▶ Exercise directions:
Repeat all of the material below exactly as written, images excluded.
-- Begin Material shown --
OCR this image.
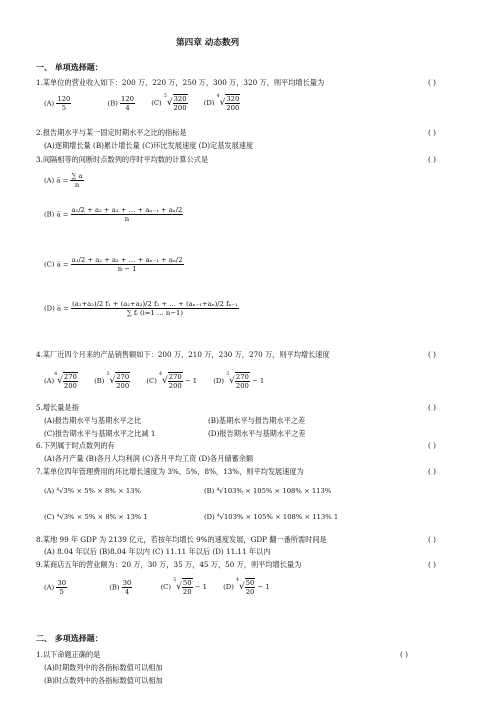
第四章 动态数列
一、 单项选择题：
1.某单位的营业收入如下：200 万，220 万，250 万，300 万，320 万，则平均增长量为	( )
$(A) \frac{120}{5}$	$(B) \frac{120}{4} (C)$ $^5√ \frac{320}{200} (D)$ $^4√ \frac{320}{200}$
2.报告期水平与某一固定时期水平之比的指标是	( )
(A)逐期增长量 (B)累计增长量 (C)环比发展速度 (D)定基发展速度
3.间隔相等的间断时点数列的序时平均数的计算公式是	( )
(A) a̅ = $\frac{\sum a}{n}$
(B) a̅ = $\frac{\text{a₁/2 + a₂ + a₃ + … + aₙ₋₁ + aₙ/2}}{n}$
(C) a̅ = $\frac{\text{a₁/2 + a₂ + a₃ + … + aₙ₋₁ + aₙ/2}}{n - 1}$
(D) a̅ = $\frac{\text{(a₁+a₂)/2 f₁ + (a₂+a₃)/2 f₂ + … + (aₙ₋₁+aₙ)/2 fₙ₋₁}}{\text{∑ fᵢ (i=1 … n−1)}}$
4.某厂近四个月来的产品销售额如下：200 万，210 万，230 万，270 万，则平均增长速度	( )
$(A)^4√ \frac{270}{200} (B)$ $^3√ \frac{270}{200} (C)$ $^4√ \frac{270}{200} - 1$ (D) $^3√ \frac{270}{200} - 1$
5.增长量是指	( )
(A)报告期水平与基期水平之比	(B)基期水平与报告期水平之差
(C)报告期水平与基期水平之比减 1	(D)报告期水平与基期水平之差
6.下列属于时点数列的有	( )
(A)各月产量 (B)各月人均利润 (C)各月平均工资 (D)各月储蓄余额
7.某单位四年管理费用的环比增长速度为 3%，5%，8%，13%，则平均发展速度为	( )
(A) ⁴√3% × 5% × 8% × 13%	(B) ⁴√103% × 105% × 108% × 113%
(C) ⁴√3% × 5% × 8% × 13% 1	(D) ⁴√103% × 105% × 108% × 113% 1
8.某地 99 年 GDP 为 2139 亿元，若按年均增长 9%的速度发展，GDP 翻一番所需时间是	( )
(A) 8.04 年以后 (B)8.04 年以内 (C) 11.11 年以后 (D) 11.11 年以内
9.某商店五年的营业额为：20 万，30 万，35 万，45 万，50 万，则平均增长量为	( )
$(A) \frac{30}{5}$	$(B) \frac{30}{4}$	(C) $^5√ \frac{50}{20} - 1$ (D) $^4√ \frac{50}{20} - 1$
二、 多项选择题：
1.以下命题正确的是	( )
(A)时期数列中的各指标数值可以相加
(B)时点数列中的各指标数值可以相加
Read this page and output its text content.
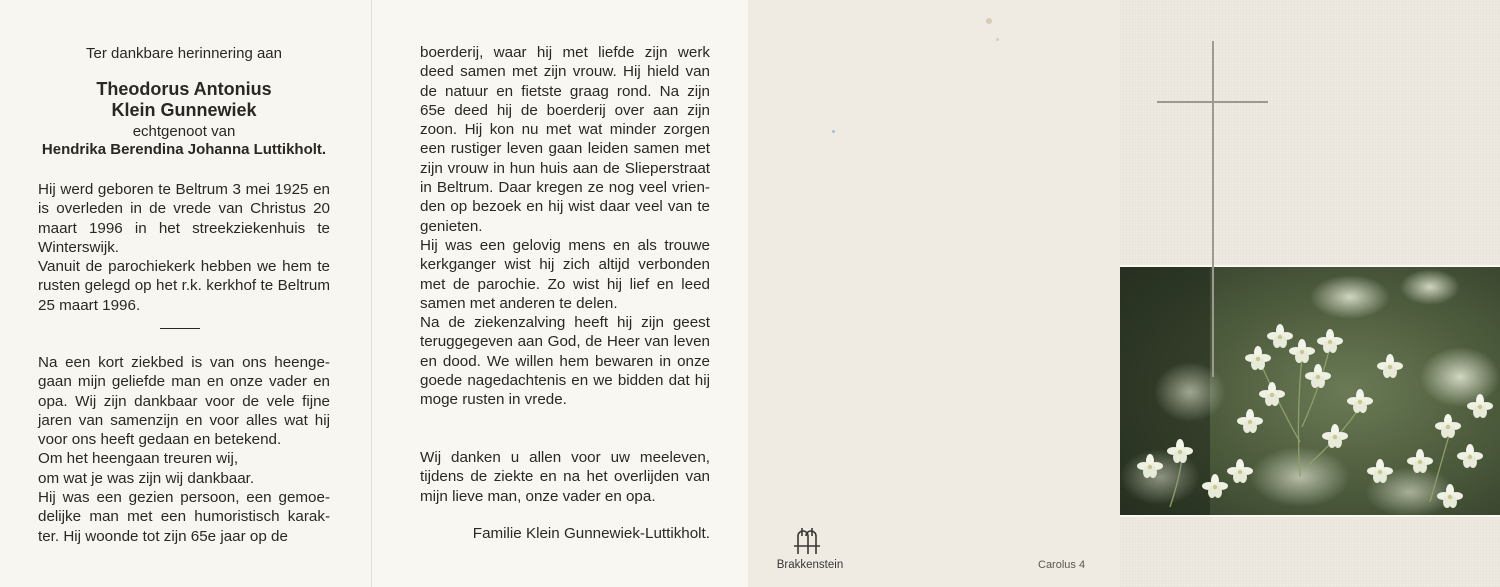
Ter dankbare herinnering aan
Theodorus Antonius
Klein Gunnewiek
echtgenoot van
Hendrika Berendina Johanna Luttikholt.

Hij werd geboren te Beltrum 3 mei 1925 en is overleden in de vrede van Christus 20 maart 1996 in het streekziekenhuis te Winterswijk.

Vanuit de parochiekerk hebben we hem te rusten gelegd op het r.k. kerkhof te Beltrum 25 maart 1996.

Na een kort ziekbed is van ons heenge-gaan mijn geliefde man en onze vader en opa. Wij zijn dankbaar voor de vele fijne jaren van samenzijn en voor alles wat hij voor ons heeft gedaan en betekend.

Om het heengaan treuren wij,

om wat je was zijn wij dankbaar.

Hij was een gezien persoon, een gemoe-delijke man met een humoristisch karak-ter. Hij woonde tot zijn 65e jaar op de

boerderij, waar hij met liefde zijn werk deed samen met zijn vrouw. Hij hield van de natuur en fietste graag rond. Na zijn 65e deed hij de boerderij over aan zijn zoon. Hij kon nu met wat minder zorgen een rustiger leven gaan leiden samen met zijn vrouw in hun huis aan de Slieperstraat in Beltrum. Daar kregen ze nog veel vrien-den op bezoek en hij wist daar veel van te genieten.

Hij was een gelovig mens en als trouwe kerkganger wist hij zich altijd verbonden met de parochie. Zo wist hij lief en leed samen met anderen te delen.

Na de ziekenzalving heeft hij zijn geest teruggegeven aan God, de Heer van leven en dood. We willen hem bewaren in onze goede nagedachtenis en we bidden dat hij moge rusten in vrede.

Wij danken u allen voor uw meeleven, tijdens de ziekte en na het overlijden van mijn lieve man, onze vader en opa.

Familie Klein Gunnewiek-Luttikholt.
Brakkenstein	Carolus 4
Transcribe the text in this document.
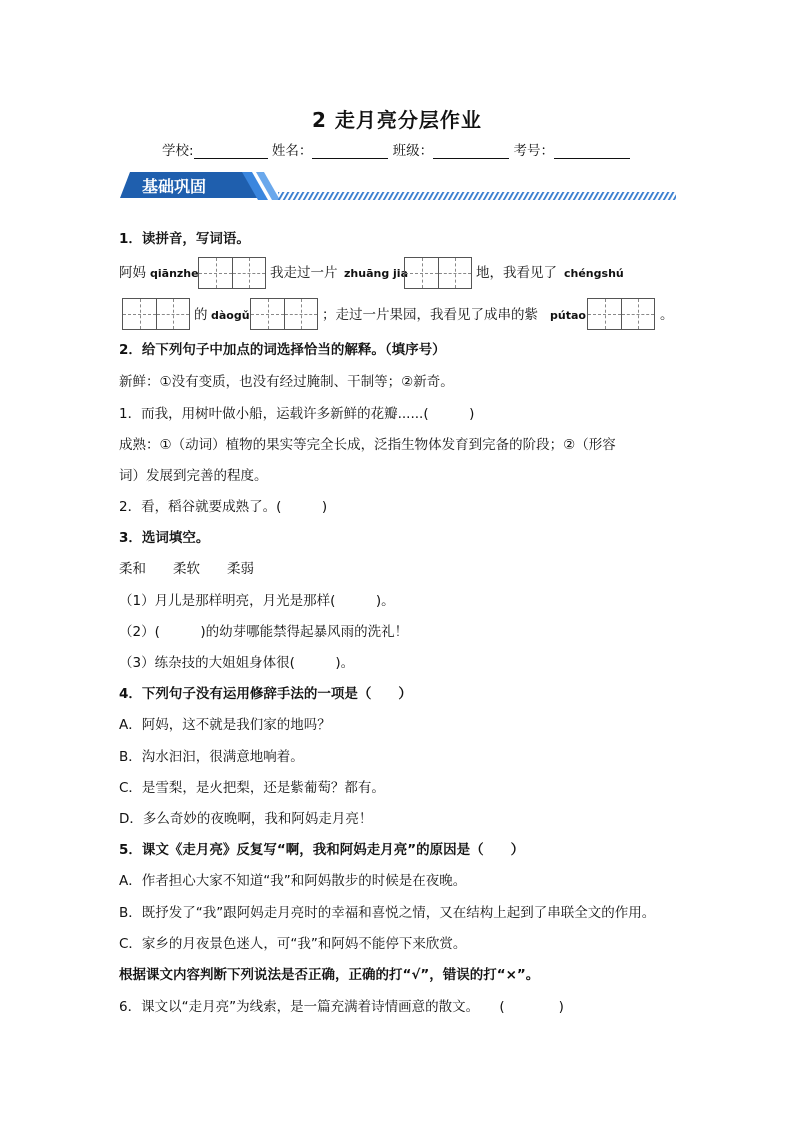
2 走月亮分层作业
学校:	姓名：	班级：	考号：
基础巩固
1．读拼音，写词语。
阿妈 qiānzhe	我走过一片 zhuāng jia	地，我看见了 chéngshú
的 dàogǔ	；走过一片果园，我看见了成串的紫 pútao	。
2．给下列句子中加点的词选择恰当的解释。（填序号）
新鲜：①没有变质，也没有经过腌制、干制等；②新奇。
1．而我，用树叶做小船，运载许多新鲜的花瓣......(　　　)
成熟：①（动词）植物的果实等完全长成，泛指生物体发育到完备的阶段；②（形容
词）发展到完善的程度。
2．看，稻谷就要成熟了。(　　　)
3．选词填空。
柔和　　柔软　　柔弱
（1）月儿是那样明亮，月光是那样(　　　)。
（2）(　　　)的幼芽哪能禁得起暴风雨的洗礼！
（3）练杂技的大姐姐身体很(　　　)。
4．下列句子没有运用修辞手法的一项是（　　）
A．阿妈，这不就是我们家的地吗？
B．沟水汩汩，很满意地响着。
C．是雪梨，是火把梨，还是紫葡萄？都有。
D．多么奇妙的夜晚啊，我和阿妈走月亮！
5．课文《走月亮》反复写“啊，我和阿妈走月亮”的原因是（　　）
A．作者担心大家不知道“我”和阿妈散步的时候是在夜晚。
B．既抒发了“我”跟阿妈走月亮时的幸福和喜悦之情，又在结构上起到了串联全文的作用。
C．家乡的月夜景色迷人，可“我”和阿妈不能停下来欣赏。
根据课文内容判断下列说法是否正确，正确的打“√”，错误的打“×”。
6．课文以“走月亮”为线索，是一篇充满着诗情画意的散文。　　(　　　　)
-- End Material shown --
▶ Written answer:
OCR this image.
第四章 动态数列
一、 单项选择题：
1.某单位的营业收入如下：200 万，220 万，250 万，300 万，320 万，则平均增长量为	( )
$(A) \frac{120}{5}$	$(B) \frac{120}{4} (C)$ $^5√ \frac{320}{200} (D)$ $^4√ \frac{320}{200}$
2.报告期水平与某一固定时期水平之比的指标是	( )
(A)逐期增长量 (B)累计增长量 (C)环比发展速度 (D)定基发展速度
3.间隔相等的间断时点数列的序时平均数的计算公式是	( )
(A) a̅ = $\frac{\sum a}{n}$
(B) a̅ = $\frac{\text{a₁/2 + a₂ + a₃ + … + aₙ₋₁ + aₙ/2}}{n}$
(C) a̅ = $\frac{\text{a₁/2 + a₂ + a₃ + … + aₙ₋₁ + aₙ/2}}{n - 1}$
(D) a̅ = $\frac{\text{(a₁+a₂)/2 f₁ + (a₂+a₃)/2 f₂ + … + (aₙ₋₁+aₙ)/2 fₙ₋₁}}{\text{∑ fᵢ (i=1 … n−1)}}$
4.某厂近四个月来的产品销售额如下：200 万，210 万，230 万，270 万，则平均增长速度	( )
$(A)^4√ \frac{270}{200} (B)$ $^3√ \frac{270}{200} (C)$ $^4√ \frac{270}{200} - 1$ (D) $^3√ \frac{270}{200} - 1$
5.增长量是指	( )
(A)报告期水平与基期水平之比	(B)基期水平与报告期水平之差
(C)报告期水平与基期水平之比减 1	(D)报告期水平与基期水平之差
6.下列属于时点数列的有	( )
(A)各月产量 (B)各月人均利润 (C)各月平均工资 (D)各月储蓄余额
7.某单位四年管理费用的环比增长速度为 3%，5%，8%，13%，则平均发展速度为	( )
(A) ⁴√3% × 5% × 8% × 13%	(B) ⁴√103% × 105% × 108% × 113%
(C) ⁴√3% × 5% × 8% × 13% 1	(D) ⁴√103% × 105% × 108% × 113% 1
8.某地 99 年 GDP 为 2139 亿元，若按年均增长 9%的速度发展，GDP 翻一番所需时间是	( )
(A) 8.04 年以后 (B)8.04 年以内 (C) 11.11 年以后 (D) 11.11 年以内
9.某商店五年的营业额为：20 万，30 万，35 万，45 万，50 万，则平均增长量为	( )
$(A) \frac{30}{5}$	$(B) \frac{30}{4}$	(C) $^5√ \frac{50}{20} - 1$ (D) $^4√ \frac{50}{20} - 1$
二、 多项选择题：
1.以下命题正确的是	( )
(A)时期数列中的各指标数值可以相加
(B)时点数列中的各指标数值可以相加
Read this page and output its text content.
Ter dankbare herinnering aan
Theodorus Antonius
Klein Gunnewiek
echtgenoot van
Hendrika Berendina Johanna Luttikholt.

Hij werd geboren te Beltrum 3 mei 1925 en is overleden in de vrede van Christus 20 maart 1996 in het streekziekenhuis te Winterswijk.

Vanuit de parochiekerk hebben we hem te rusten gelegd op het r.k. kerkhof te Beltrum 25 maart 1996.

Na een kort ziekbed is van ons heenge-gaan mijn geliefde man en onze vader en opa. Wij zijn dankbaar voor de vele fijne jaren van samenzijn en voor alles wat hij voor ons heeft gedaan en betekend.

Om het heengaan treuren wij,

om wat je was zijn wij dankbaar.

Hij was een gezien persoon, een gemoe-delijke man met een humoristisch karak-ter. Hij woonde tot zijn 65e jaar op de

boerderij, waar hij met liefde zijn werk deed samen met zijn vrouw. Hij hield van de natuur en fietste graag rond. Na zijn 65e deed hij de boerderij over aan zijn zoon. Hij kon nu met wat minder zorgen een rustiger leven gaan leiden samen met zijn vrouw in hun huis aan de Slieperstraat in Beltrum. Daar kregen ze nog veel vrien-den op bezoek en hij wist daar veel van te genieten.

Hij was een gelovig mens en als trouwe kerkganger wist hij zich altijd verbonden met de parochie. Zo wist hij lief en leed samen met anderen te delen.

Na de ziekenzalving heeft hij zijn geest teruggegeven aan God, de Heer van leven en dood. We willen hem bewaren in onze goede nagedachtenis en we bidden dat hij moge rusten in vrede.

Wij danken u allen voor uw meeleven, tijdens de ziekte en na het overlijden van mijn lieve man, onze vader en opa.

Familie Klein Gunnewiek-Luttikholt.
Brakkenstein	Carolus 4
Transcribe the text in this document.
2 走月亮分层作业
学校:	姓名：	班级：	考号：
基础巩固
1．读拼音，写词语。
阿妈 qiānzhe	我走过一片 zhuāng jia	地，我看见了 chéngshú
的 dàogǔ	；走过一片果园，我看见了成串的紫 pútao	。
2．给下列句子中加点的词选择恰当的解释。（填序号）
新鲜：①没有变质，也没有经过腌制、干制等；②新奇。
1．而我，用树叶做小船，运载许多新鲜的花瓣......(　　　)
成熟：①（动词）植物的果实等完全长成，泛指生物体发育到完备的阶段；②（形容
词）发展到完善的程度。
2．看，稻谷就要成熟了。(　　　)
3．选词填空。
柔和　　柔软　　柔弱
（1）月儿是那样明亮，月光是那样(　　　)。
（2）(　　　)的幼芽哪能禁得起暴风雨的洗礼！
（3）练杂技的大姐姐身体很(　　　)。
4．下列句子没有运用修辞手法的一项是（　　）
A．阿妈，这不就是我们家的地吗？
B．沟水汩汩，很满意地响着。
C．是雪梨，是火把梨，还是紫葡萄？都有。
D．多么奇妙的夜晚啊，我和阿妈走月亮！
5．课文《走月亮》反复写“啊，我和阿妈走月亮”的原因是（　　）
A．作者担心大家不知道“我”和阿妈散步的时候是在夜晚。
B．既抒发了“我”跟阿妈走月亮时的幸福和喜悦之情，又在结构上起到了串联全文的作用。
C．家乡的月夜景色迷人，可“我”和阿妈不能停下来欣赏。
根据课文内容判断下列说法是否正确，正确的打“√”，错误的打“×”。
6．课文以“走月亮”为线索，是一篇充满着诗情画意的散文。　　(　　　　)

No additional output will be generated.